◆ TASK GOAL: All lines featuring the string "title" are to be listed.

◆ PROVIDED ENTRIES:
-- BEGIN --

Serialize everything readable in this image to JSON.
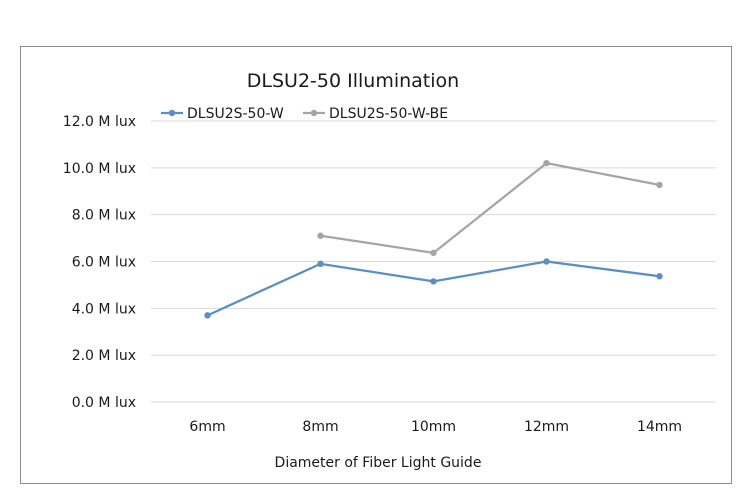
{
  "chart_data": {
    "type": "line",
    "title": "DLSU2-50 Illumination",
    "xlabel": "Diameter of Fiber Light Guide",
    "ylabel": "",
    "categories": [
      "6mm",
      "8mm",
      "10mm",
      "12mm",
      "14mm"
    ],
    "y_ticks": [
      "0.0 M lux",
      "2.0 M lux",
      "4.0 M lux",
      "6.0 M lux",
      "8.0 M lux",
      "10.0 M lux",
      "12.0 M lux"
    ],
    "y_tick_values": [
      0,
      2,
      4,
      6,
      8,
      10,
      12
    ],
    "ylim": [
      0,
      12
    ],
    "grid": true,
    "legend_position": "top-left",
    "series": [
      {
        "name": "DLSU2S-50-W",
        "color": "#5b8ec4",
        "values": [
          3.7,
          5.9,
          5.15,
          6.0,
          5.37
        ]
      },
      {
        "name": "DLSU2S-50-W-BE",
        "color": "#a5a5a5",
        "values": [
          null,
          7.1,
          6.37,
          10.2,
          9.27
        ]
      }
    ]
  }
}
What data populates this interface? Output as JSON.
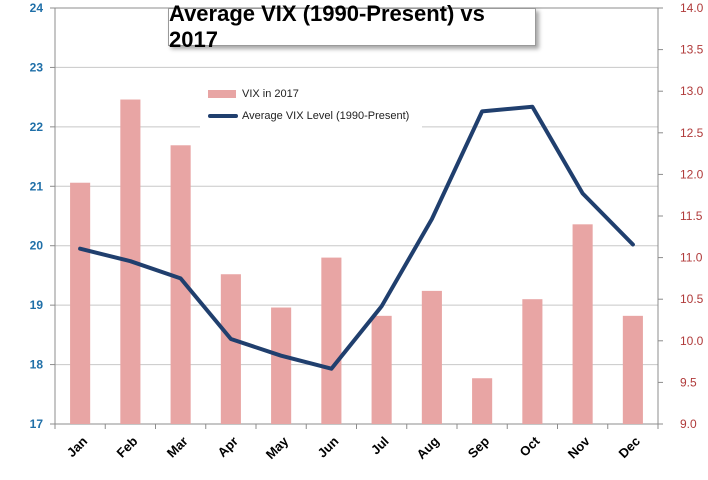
{
  "chart_data": {
    "type": "bar+line",
    "title": "Average VIX (1990-Present) vs 2017",
    "categories": [
      "Jan",
      "Feb",
      "Mar",
      "Apr",
      "May",
      "Jun",
      "Jul",
      "Aug",
      "Sep",
      "Oct",
      "Nov",
      "Dec"
    ],
    "series": [
      {
        "name": "VIX in 2017",
        "type": "bar",
        "axis": "right",
        "color": "#e8a5a4",
        "values": [
          11.9,
          12.9,
          12.35,
          10.8,
          10.4,
          11.0,
          10.3,
          10.6,
          9.55,
          10.5,
          11.4,
          10.3
        ]
      },
      {
        "name": "Average VIX Level (1990-Present)",
        "type": "line",
        "axis": "left",
        "color": "#203f6e",
        "values": [
          19.95,
          19.74,
          19.45,
          18.43,
          18.15,
          17.93,
          18.98,
          20.45,
          22.26,
          22.34,
          20.88,
          20.02
        ]
      }
    ],
    "y_left": {
      "ylim": [
        17,
        24
      ],
      "ticks": [
        "17",
        "18",
        "19",
        "20",
        "21",
        "22",
        "23",
        "24"
      ],
      "tick_color": "#1f6fa8"
    },
    "y_right": {
      "ylim": [
        9.0,
        14.0
      ],
      "ticks": [
        "9.0",
        "9.5",
        "10.0",
        "10.5",
        "11.0",
        "11.5",
        "12.0",
        "12.5",
        "13.0",
        "13.5",
        "14.0"
      ],
      "tick_color": "#b03a3a"
    },
    "grid": true,
    "legend_position": "upper-center-left"
  }
}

-- END --

◆ WRITTEN SOLUTION:
    "title": "DLSU2-50 Illumination",
    "title": "Average VIX (1990-Present) vs 2017",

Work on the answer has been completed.